- [Given task]
Copy out all lines where "rate" appears.

- [Material for the task]
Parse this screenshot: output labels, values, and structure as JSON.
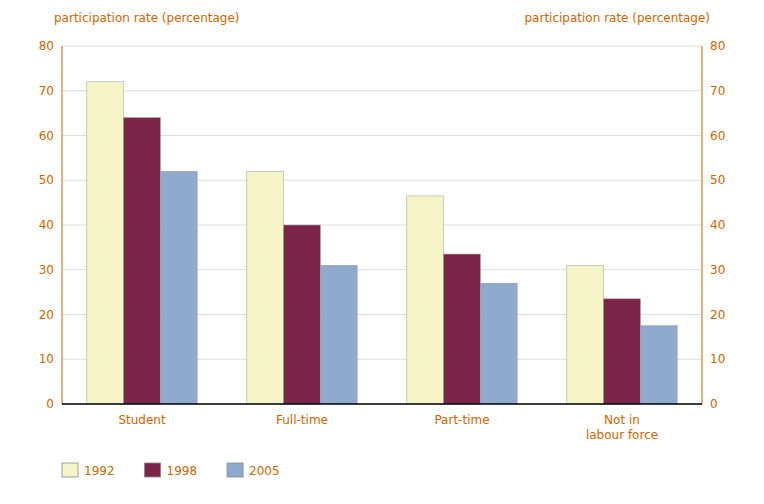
{
  "chart_data": {
    "type": "bar",
    "y_label": "participation rate (percentage)",
    "y2_label": "participation rate (percentage)",
    "categories": [
      "Student",
      "Full-time",
      "Part-time",
      "Not in\nlabour force"
    ],
    "series": [
      {
        "name": "1992",
        "color": "#f5f5c8",
        "values": [
          72,
          52,
          46.5,
          31
        ]
      },
      {
        "name": "1998",
        "color": "#7b2548",
        "values": [
          64,
          40,
          33.5,
          23.5
        ]
      },
      {
        "name": "2005",
        "color": "#8eaacc",
        "values": [
          52,
          31,
          27,
          17.5
        ]
      }
    ],
    "ylim": [
      0,
      80
    ],
    "yticks": [
      0,
      10,
      20,
      30,
      40,
      50,
      60,
      70,
      80
    ],
    "y2lim": [
      0,
      80
    ],
    "y2ticks": [
      0,
      10,
      20,
      30,
      40,
      50,
      60,
      70,
      80
    ],
    "grid": true,
    "legend": "bottom"
  }
}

- [Finished task]
    "y_label": "participation rate (percentage)",
    "y2_label": "participation rate (percentage)",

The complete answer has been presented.